→ **Work to be completed**
Show every line where "ylabel" occurs.

→ **Entries with figure data**
^^^^^^^^

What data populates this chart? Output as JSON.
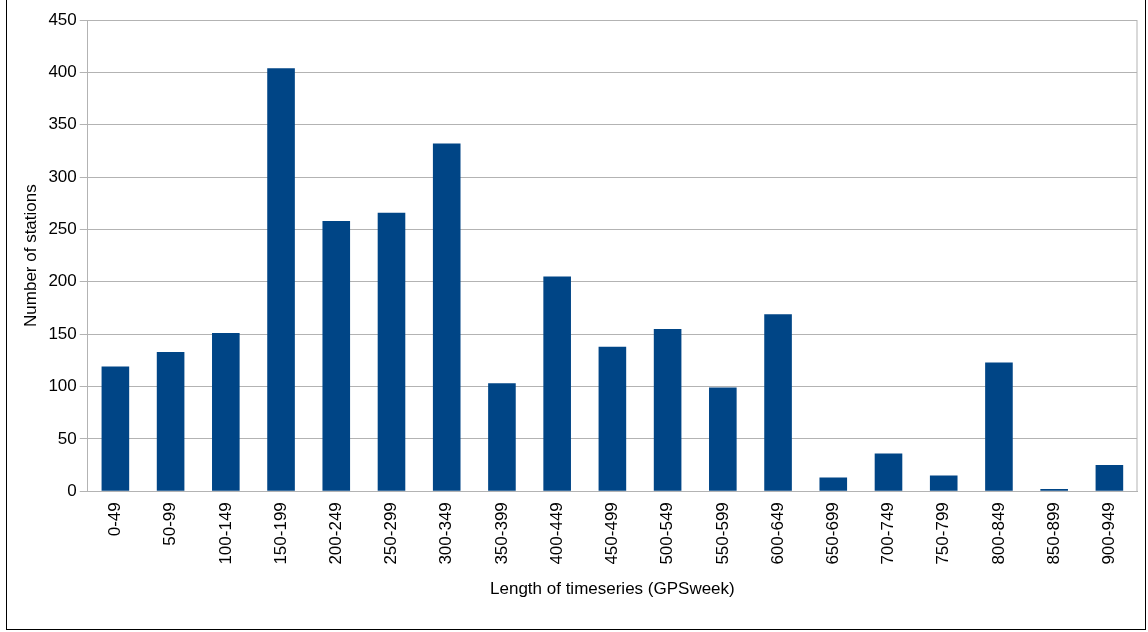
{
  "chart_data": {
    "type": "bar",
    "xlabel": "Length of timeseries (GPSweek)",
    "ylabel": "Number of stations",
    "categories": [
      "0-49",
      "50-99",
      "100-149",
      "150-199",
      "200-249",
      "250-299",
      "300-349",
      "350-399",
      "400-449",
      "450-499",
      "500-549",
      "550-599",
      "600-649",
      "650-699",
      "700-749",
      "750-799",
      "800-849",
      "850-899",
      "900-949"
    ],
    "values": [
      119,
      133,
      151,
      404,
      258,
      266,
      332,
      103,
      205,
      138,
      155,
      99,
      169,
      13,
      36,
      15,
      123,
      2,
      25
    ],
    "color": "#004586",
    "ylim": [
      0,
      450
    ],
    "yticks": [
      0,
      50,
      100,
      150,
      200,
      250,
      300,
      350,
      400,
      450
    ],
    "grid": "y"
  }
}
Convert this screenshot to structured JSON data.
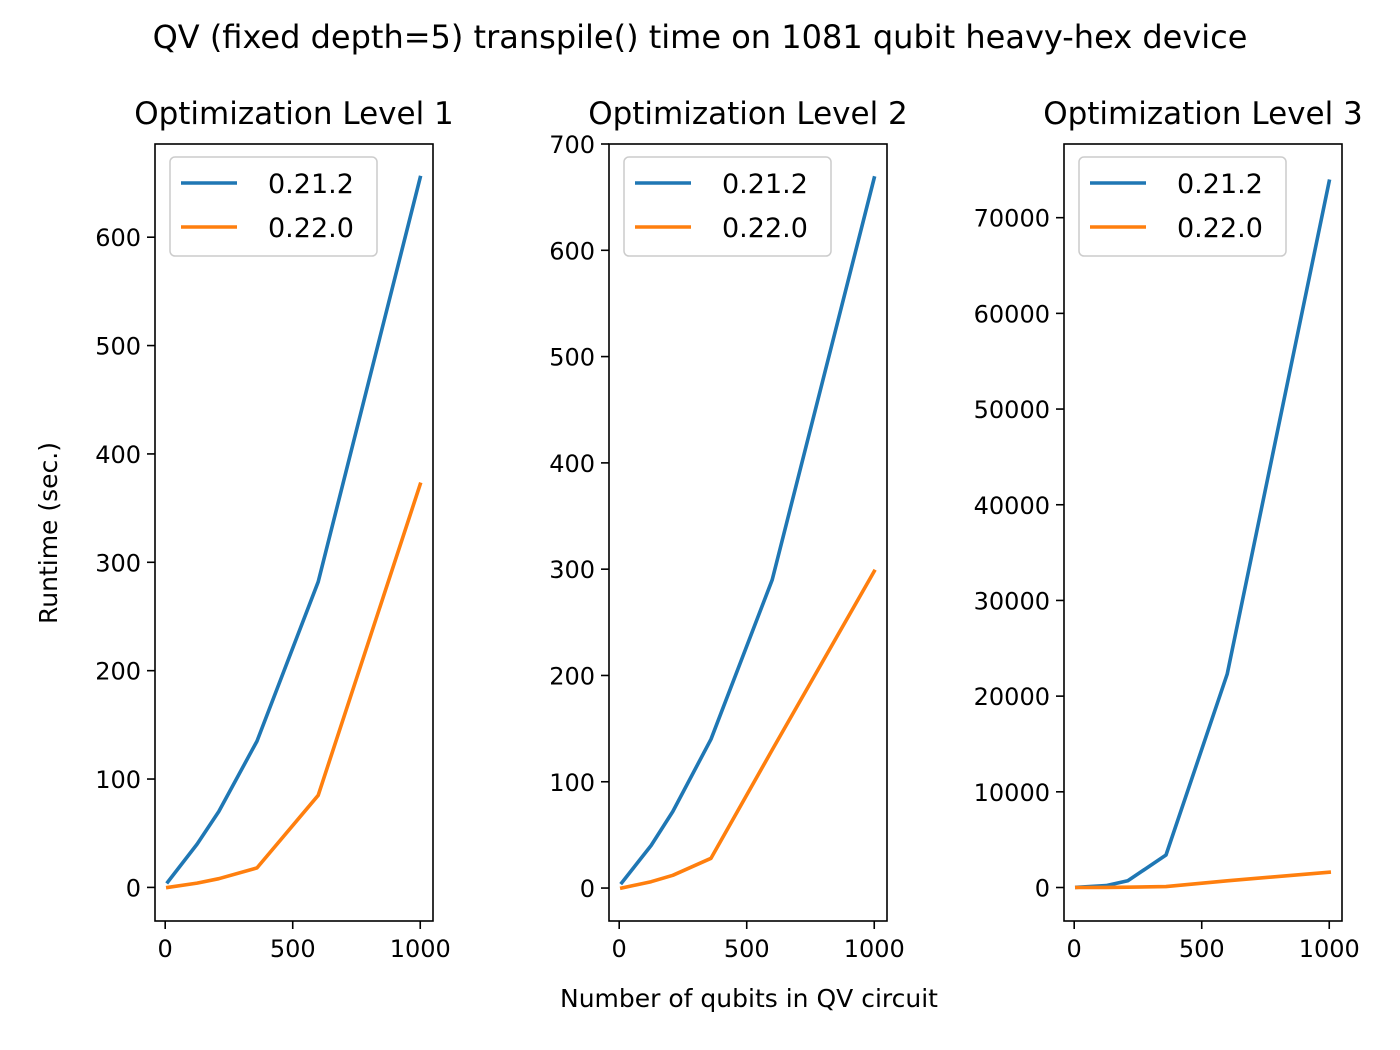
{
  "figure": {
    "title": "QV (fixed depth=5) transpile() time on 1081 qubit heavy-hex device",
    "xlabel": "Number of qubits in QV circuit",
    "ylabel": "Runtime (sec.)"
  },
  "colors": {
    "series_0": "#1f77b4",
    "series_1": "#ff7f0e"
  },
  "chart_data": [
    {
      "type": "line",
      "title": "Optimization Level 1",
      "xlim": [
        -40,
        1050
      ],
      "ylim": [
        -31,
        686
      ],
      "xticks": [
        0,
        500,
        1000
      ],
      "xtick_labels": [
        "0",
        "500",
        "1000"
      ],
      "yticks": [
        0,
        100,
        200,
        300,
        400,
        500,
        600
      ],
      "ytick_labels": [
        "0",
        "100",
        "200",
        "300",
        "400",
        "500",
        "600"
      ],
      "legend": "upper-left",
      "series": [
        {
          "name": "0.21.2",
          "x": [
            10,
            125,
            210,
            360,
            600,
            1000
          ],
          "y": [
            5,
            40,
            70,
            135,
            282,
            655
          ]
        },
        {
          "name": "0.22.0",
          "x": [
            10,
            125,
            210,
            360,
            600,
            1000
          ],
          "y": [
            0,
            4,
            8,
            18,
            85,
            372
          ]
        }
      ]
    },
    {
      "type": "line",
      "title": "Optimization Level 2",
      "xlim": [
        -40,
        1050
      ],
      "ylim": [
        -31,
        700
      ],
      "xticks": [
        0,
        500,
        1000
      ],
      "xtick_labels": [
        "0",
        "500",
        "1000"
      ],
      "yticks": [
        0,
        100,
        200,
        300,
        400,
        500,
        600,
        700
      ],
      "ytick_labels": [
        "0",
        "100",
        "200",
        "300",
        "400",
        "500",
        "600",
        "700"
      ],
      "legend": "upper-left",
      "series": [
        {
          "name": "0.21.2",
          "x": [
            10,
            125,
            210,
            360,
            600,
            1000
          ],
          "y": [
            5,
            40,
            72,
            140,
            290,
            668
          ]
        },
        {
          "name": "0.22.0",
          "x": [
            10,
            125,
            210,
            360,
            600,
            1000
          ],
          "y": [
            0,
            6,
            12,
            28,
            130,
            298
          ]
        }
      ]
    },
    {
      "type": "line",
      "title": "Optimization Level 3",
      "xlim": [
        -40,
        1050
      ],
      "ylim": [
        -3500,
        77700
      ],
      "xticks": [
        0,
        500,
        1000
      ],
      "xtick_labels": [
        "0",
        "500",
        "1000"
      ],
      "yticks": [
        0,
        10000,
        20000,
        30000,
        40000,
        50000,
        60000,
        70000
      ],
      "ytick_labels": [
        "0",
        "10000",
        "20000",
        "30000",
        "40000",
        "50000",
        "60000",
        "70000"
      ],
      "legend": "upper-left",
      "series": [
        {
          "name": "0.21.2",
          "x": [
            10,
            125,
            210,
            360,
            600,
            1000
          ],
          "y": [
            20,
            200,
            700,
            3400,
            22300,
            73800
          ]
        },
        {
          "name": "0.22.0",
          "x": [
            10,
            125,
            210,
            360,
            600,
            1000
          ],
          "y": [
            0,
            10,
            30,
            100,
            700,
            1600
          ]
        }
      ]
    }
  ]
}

^^^^^^^^

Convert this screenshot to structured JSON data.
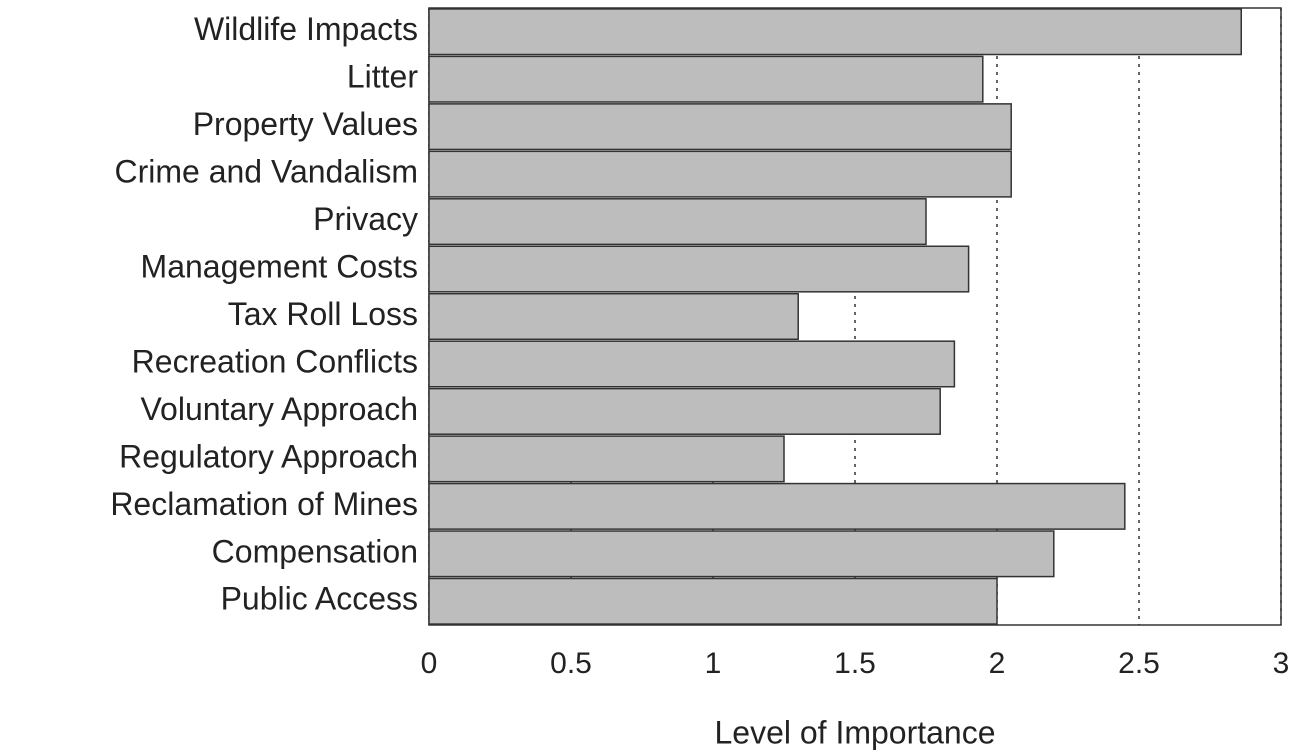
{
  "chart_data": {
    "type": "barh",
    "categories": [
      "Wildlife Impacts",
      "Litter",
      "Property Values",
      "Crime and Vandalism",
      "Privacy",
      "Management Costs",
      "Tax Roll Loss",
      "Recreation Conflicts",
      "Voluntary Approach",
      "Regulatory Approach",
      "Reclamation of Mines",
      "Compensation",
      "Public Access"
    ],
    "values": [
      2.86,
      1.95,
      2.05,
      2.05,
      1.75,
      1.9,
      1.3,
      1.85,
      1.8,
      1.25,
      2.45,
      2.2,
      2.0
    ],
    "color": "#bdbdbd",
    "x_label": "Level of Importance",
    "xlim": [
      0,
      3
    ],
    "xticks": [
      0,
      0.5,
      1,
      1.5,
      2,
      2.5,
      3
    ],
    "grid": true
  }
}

^^^^^^^^

→ **Correct response**
    "ylabel": "Number of stations",
    "ylabel": "Runtime (sec.)"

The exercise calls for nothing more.